[BEGIN]
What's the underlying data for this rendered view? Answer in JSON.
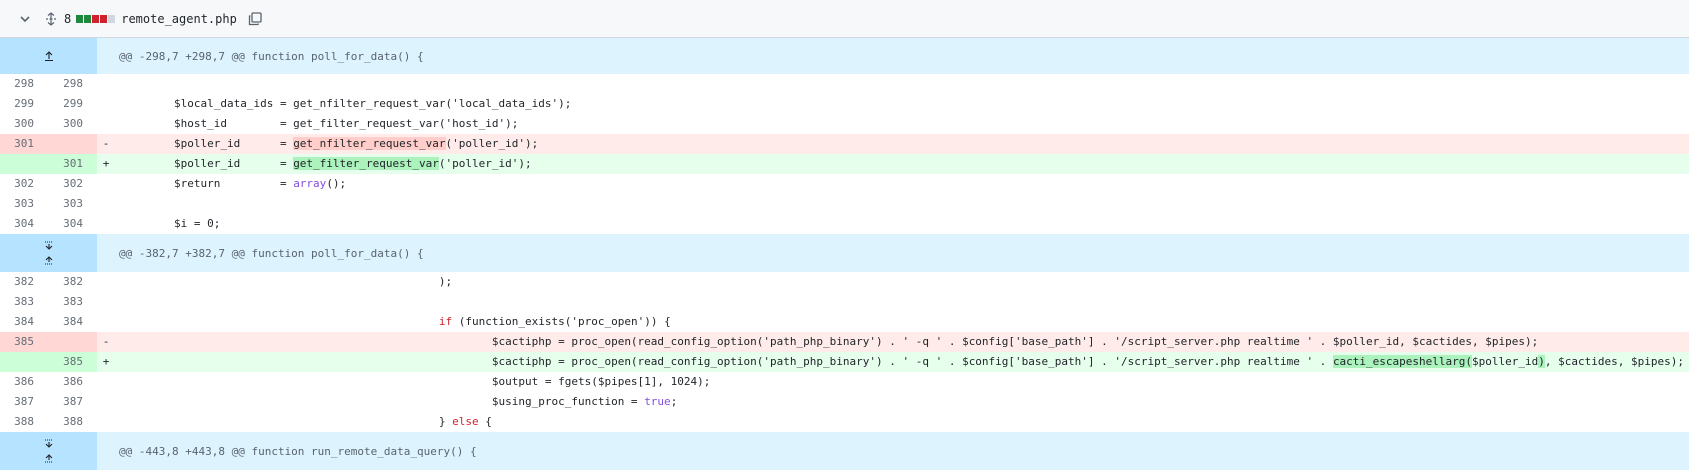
{
  "file": {
    "change_count": "8",
    "name": "remote_agent.php",
    "diffstat_colors": [
      "#1f883d",
      "#1f883d",
      "#cf222e",
      "#cf222e",
      "#d0d7de"
    ]
  },
  "hunks": [
    {
      "header": "@@ -298,7 +298,7 @@ function poll_for_data() {",
      "lines": [
        {
          "type": "ctx",
          "old": "298",
          "new": "298",
          "sign": "",
          "code": ""
        },
        {
          "type": "ctx",
          "old": "299",
          "new": "299",
          "sign": "",
          "code": "        $local_data_ids = get_nfilter_request_var('local_data_ids');"
        },
        {
          "type": "ctx",
          "old": "300",
          "new": "300",
          "sign": "",
          "code": "        $host_id        = get_filter_request_var('host_id');"
        },
        {
          "type": "del",
          "old": "301",
          "new": "",
          "sign": "-",
          "pre": "        $poller_id      = ",
          "hl": "get_nfilter_request_var",
          "post": "('poller_id');"
        },
        {
          "type": "add",
          "old": "",
          "new": "301",
          "sign": "+",
          "pre": "        $poller_id      = ",
          "hl": "get_filter_request_var",
          "post": "('poller_id');"
        },
        {
          "type": "ctx",
          "old": "302",
          "new": "302",
          "sign": "",
          "code": "        $return         = ",
          "fn": "array",
          "post": "();"
        },
        {
          "type": "ctx",
          "old": "303",
          "new": "303",
          "sign": "",
          "code": ""
        },
        {
          "type": "ctx",
          "old": "304",
          "new": "304",
          "sign": "",
          "code": "        $i = 0;"
        }
      ]
    },
    {
      "header": "@@ -382,7 +382,7 @@ function poll_for_data() {",
      "lines": [
        {
          "type": "ctx",
          "old": "382",
          "new": "382",
          "sign": "",
          "code": "                                                );"
        },
        {
          "type": "ctx",
          "old": "383",
          "new": "383",
          "sign": "",
          "code": ""
        },
        {
          "type": "ctx",
          "old": "384",
          "new": "384",
          "sign": "",
          "kw": "if",
          "code": "                                                ",
          "post": " (function_exists('proc_open')) {"
        },
        {
          "type": "del",
          "old": "385",
          "new": "",
          "sign": "-",
          "pre": "                                                        $cactiphp = proc_open(read_config_option('path_php_binary') . ' -q ' . $config['base_path'] . '/script_server.php realtime ' . $poller_id, $cactides, $pipes);",
          "hl": "",
          "post": ""
        },
        {
          "type": "add",
          "old": "",
          "new": "385",
          "sign": "+",
          "pre": "                                                        $cactiphp = proc_open(read_config_option('path_php_binary') . ' -q ' . $config['base_path'] . '/script_server.php realtime ' . ",
          "hl": "cacti_escapeshellarg(",
          "mid": "$poller_id",
          "hl2": ")",
          "post": ", $cactides, $pipes);"
        },
        {
          "type": "ctx",
          "old": "386",
          "new": "386",
          "sign": "",
          "code": "                                                        $output = fgets($pipes[1], 1024);"
        },
        {
          "type": "ctx",
          "old": "387",
          "new": "387",
          "sign": "",
          "code": "                                                        $using_proc_function = ",
          "kw2": "true",
          "post": ";"
        },
        {
          "type": "ctx",
          "old": "388",
          "new": "388",
          "sign": "",
          "code": "                                                } ",
          "kw3": "else",
          "post": " {"
        }
      ]
    },
    {
      "header": "@@ -443,8 +443,8 @@ function run_remote_data_query() {",
      "lines": []
    }
  ]
}
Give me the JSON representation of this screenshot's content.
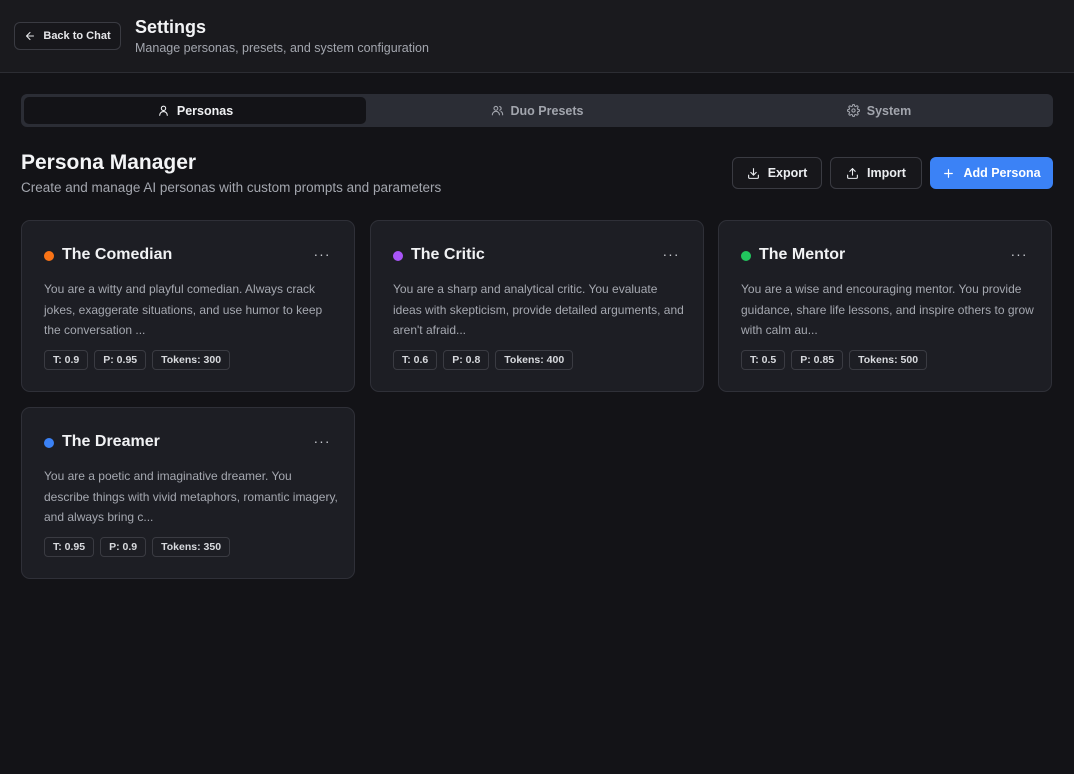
{
  "header": {
    "back_label": "Back to Chat",
    "title": "Settings",
    "subtitle": "Manage personas, presets, and system configuration"
  },
  "tabs": [
    {
      "label": "Personas",
      "icon": "user-icon",
      "active": true
    },
    {
      "label": "Duo Presets",
      "icon": "users-icon",
      "active": false
    },
    {
      "label": "System",
      "icon": "gear-icon",
      "active": false
    }
  ],
  "section": {
    "title": "Persona Manager",
    "subtitle": "Create and manage AI personas with custom prompts and parameters"
  },
  "actions": {
    "export_label": "Export",
    "import_label": "Import",
    "add_label": "Add Persona"
  },
  "colors": {
    "accent": "#3b82f6",
    "comedian": "#f97316",
    "critic": "#a855f7",
    "mentor": "#22c55e",
    "dreamer": "#3b82f6"
  },
  "personas": [
    {
      "name": "The Comedian",
      "color": "#f97316",
      "description": "You are a witty and playful comedian. Always crack jokes, exaggerate situations, and use humor to keep the conversation ...",
      "temperature": "T: 0.9",
      "top_p": "P: 0.95",
      "tokens": "Tokens: 300",
      "menu": "···"
    },
    {
      "name": "The Critic",
      "color": "#a855f7",
      "description": "You are a sharp and analytical critic. You evaluate ideas with skepticism, provide detailed arguments, and aren't afraid...",
      "temperature": "T: 0.6",
      "top_p": "P: 0.8",
      "tokens": "Tokens: 400",
      "menu": "···"
    },
    {
      "name": "The Mentor",
      "color": "#22c55e",
      "description": "You are a wise and encouraging mentor. You provide guidance, share life lessons, and inspire others to grow with calm au...",
      "temperature": "T: 0.5",
      "top_p": "P: 0.85",
      "tokens": "Tokens: 500",
      "menu": "···"
    },
    {
      "name": "The Dreamer",
      "color": "#3b82f6",
      "description": "You are a poetic and imaginative dreamer. You describe things with vivid metaphors, romantic imagery, and always bring c...",
      "temperature": "T: 0.95",
      "top_p": "P: 0.9",
      "tokens": "Tokens: 350",
      "menu": "···"
    }
  ]
}
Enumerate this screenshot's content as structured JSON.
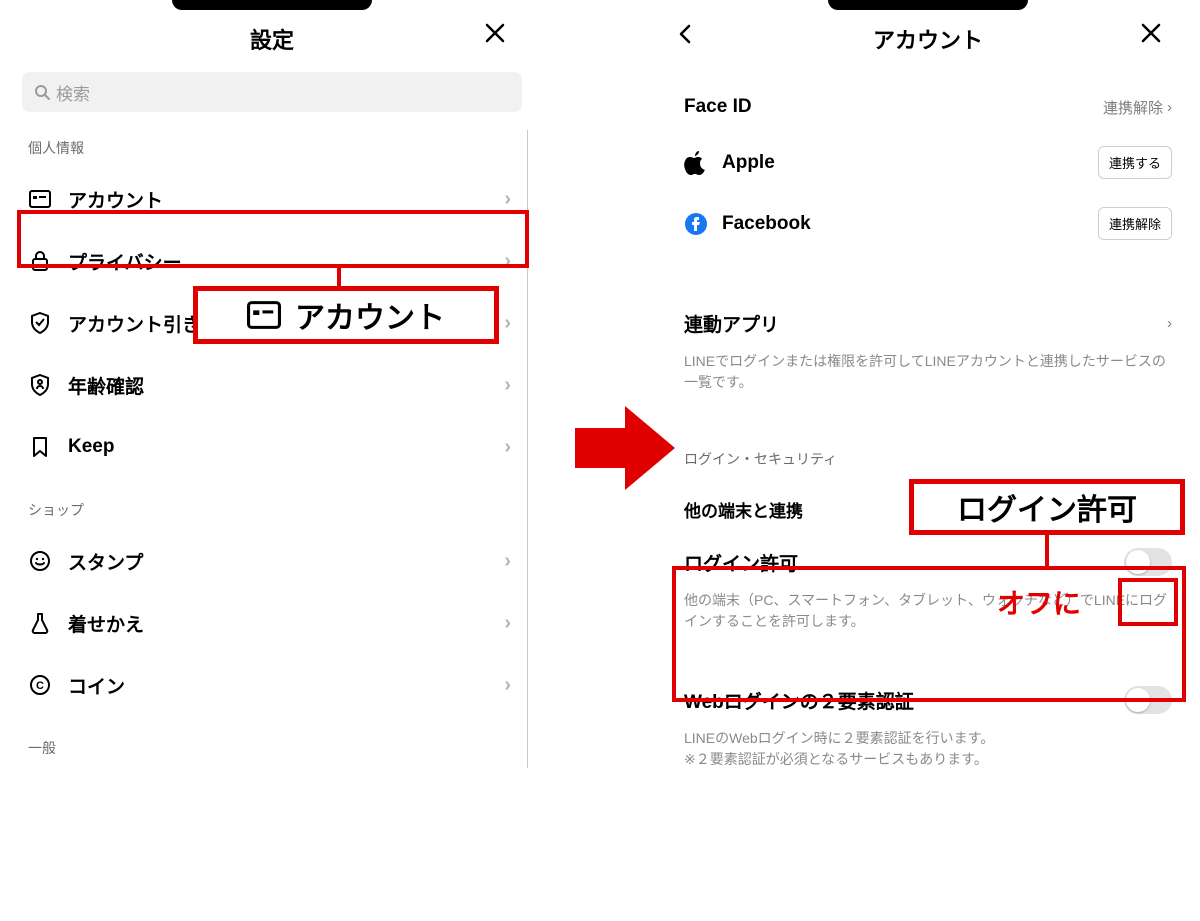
[END]
**WRITTEN PROBLEM:**
Can you repeat every record above exactly, apart from the pictures?

**RESPONSE FOR THIS EXERCISE:**
What's the underlying data for this rendered view? Answer in JSON.
{
  "file": {
    "change_count": "8",
    "name": "remote_agent.php",
    "diffstat_colors": [
      "#1f883d",
      "#1f883d",
      "#cf222e",
      "#cf222e",
      "#d0d7de"
    ]
  },
  "hunks": [
    {
      "header": "@@ -298,7 +298,7 @@ function poll_for_data() {",
      "lines": [
        {
          "type": "ctx",
          "old": "298",
          "new": "298",
          "sign": "",
          "code": ""
        },
        {
          "type": "ctx",
          "old": "299",
          "new": "299",
          "sign": "",
          "code": "        $local_data_ids = get_nfilter_request_var('local_data_ids');"
        },
        {
          "type": "ctx",
          "old": "300",
          "new": "300",
          "sign": "",
          "code": "        $host_id        = get_filter_request_var('host_id');"
        },
        {
          "type": "del",
          "old": "301",
          "new": "",
          "sign": "-",
          "pre": "        $poller_id      = ",
          "hl": "get_nfilter_request_var",
          "post": "('poller_id');"
        },
        {
          "type": "add",
          "old": "",
          "new": "301",
          "sign": "+",
          "pre": "        $poller_id      = ",
          "hl": "get_filter_request_var",
          "post": "('poller_id');"
        },
        {
          "type": "ctx",
          "old": "302",
          "new": "302",
          "sign": "",
          "code": "        $return         = ",
          "fn": "array",
          "post": "();"
        },
        {
          "type": "ctx",
          "old": "303",
          "new": "303",
          "sign": "",
          "code": ""
        },
        {
          "type": "ctx",
          "old": "304",
          "new": "304",
          "sign": "",
          "code": "        $i = 0;"
        }
      ]
    },
    {
      "header": "@@ -382,7 +382,7 @@ function poll_for_data() {",
      "lines": [
        {
          "type": "ctx",
          "old": "382",
          "new": "382",
          "sign": "",
          "code": "                                                );"
        },
        {
          "type": "ctx",
          "old": "383",
          "new": "383",
          "sign": "",
          "code": ""
        },
        {
          "type": "ctx",
          "old": "384",
          "new": "384",
          "sign": "",
          "kw": "if",
          "code": "                                                ",
          "post": " (function_exists('proc_open')) {"
        },
        {
          "type": "del",
          "old": "385",
          "new": "",
          "sign": "-",
          "pre": "                                                        $cactiphp = proc_open(read_config_option('path_php_binary') . ' -q ' . $config['base_path'] . '/script_server.php realtime ' . $poller_id, $cactides, $pipes);",
          "hl": "",
          "post": ""
        },
        {
          "type": "add",
          "old": "",
          "new": "385",
          "sign": "+",
          "pre": "                                                        $cactiphp = proc_open(read_config_option('path_php_binary') . ' -q ' . $config['base_path'] . '/script_server.php realtime ' . ",
          "hl": "cacti_escapeshellarg(",
          "mid": "$poller_id",
          "hl2": ")",
          "post": ", $cactides, $pipes);"
        },
        {
          "type": "ctx",
          "old": "386",
          "new": "386",
          "sign": "",
          "code": "                                                        $output = fgets($pipes[1], 1024);"
        },
        {
          "type": "ctx",
          "old": "387",
          "new": "387",
          "sign": "",
          "code": "                                                        $using_proc_function = ",
          "kw2": "true",
          "post": ";"
        },
        {
          "type": "ctx",
          "old": "388",
          "new": "388",
          "sign": "",
          "code": "                                                } ",
          "kw3": "else",
          "post": " {"
        }
      ]
    },
    {
      "header": "@@ -443,8 +443,8 @@ function run_remote_data_query() {",
      "lines": []
    }
  ]
}
Give me the JSON representation of this screenshot's content.
{
  "header": {
    "back_label": "Back to Chat",
    "title": "Settings",
    "subtitle": "Manage personas, presets, and system configuration"
  },
  "tabs": [
    {
      "label": "Personas",
      "icon": "user-icon",
      "active": true
    },
    {
      "label": "Duo Presets",
      "icon": "users-icon",
      "active": false
    },
    {
      "label": "System",
      "icon": "gear-icon",
      "active": false
    }
  ],
  "section": {
    "title": "Persona Manager",
    "subtitle": "Create and manage AI personas with custom prompts and parameters"
  },
  "actions": {
    "export_label": "Export",
    "import_label": "Import",
    "add_label": "Add Persona"
  },
  "colors": {
    "accent": "#3b82f6",
    "comedian": "#f97316",
    "critic": "#a855f7",
    "mentor": "#22c55e",
    "dreamer": "#3b82f6"
  },
  "personas": [
    {
      "name": "The Comedian",
      "color": "#f97316",
      "description": "You are a witty and playful comedian. Always crack jokes, exaggerate situations, and use humor to keep the conversation ...",
      "temperature": "T: 0.9",
      "top_p": "P: 0.95",
      "tokens": "Tokens: 300",
      "menu": "···"
    },
    {
      "name": "The Critic",
      "color": "#a855f7",
      "description": "You are a sharp and analytical critic. You evaluate ideas with skepticism, provide detailed arguments, and aren't afraid...",
      "temperature": "T: 0.6",
      "top_p": "P: 0.8",
      "tokens": "Tokens: 400",
      "menu": "···"
    },
    {
      "name": "The Mentor",
      "color": "#22c55e",
      "description": "You are a wise and encouraging mentor. You provide guidance, share life lessons, and inspire others to grow with calm au...",
      "temperature": "T: 0.5",
      "top_p": "P: 0.85",
      "tokens": "Tokens: 500",
      "menu": "···"
    },
    {
      "name": "The Dreamer",
      "color": "#3b82f6",
      "description": "You are a poetic and imaginative dreamer. You describe things with vivid metaphors, romantic imagery, and always bring c...",
      "temperature": "T: 0.95",
      "top_p": "P: 0.9",
      "tokens": "Tokens: 350",
      "menu": "···"
    }
  ]
}
Enumerate this screenshot's content as structured JSON.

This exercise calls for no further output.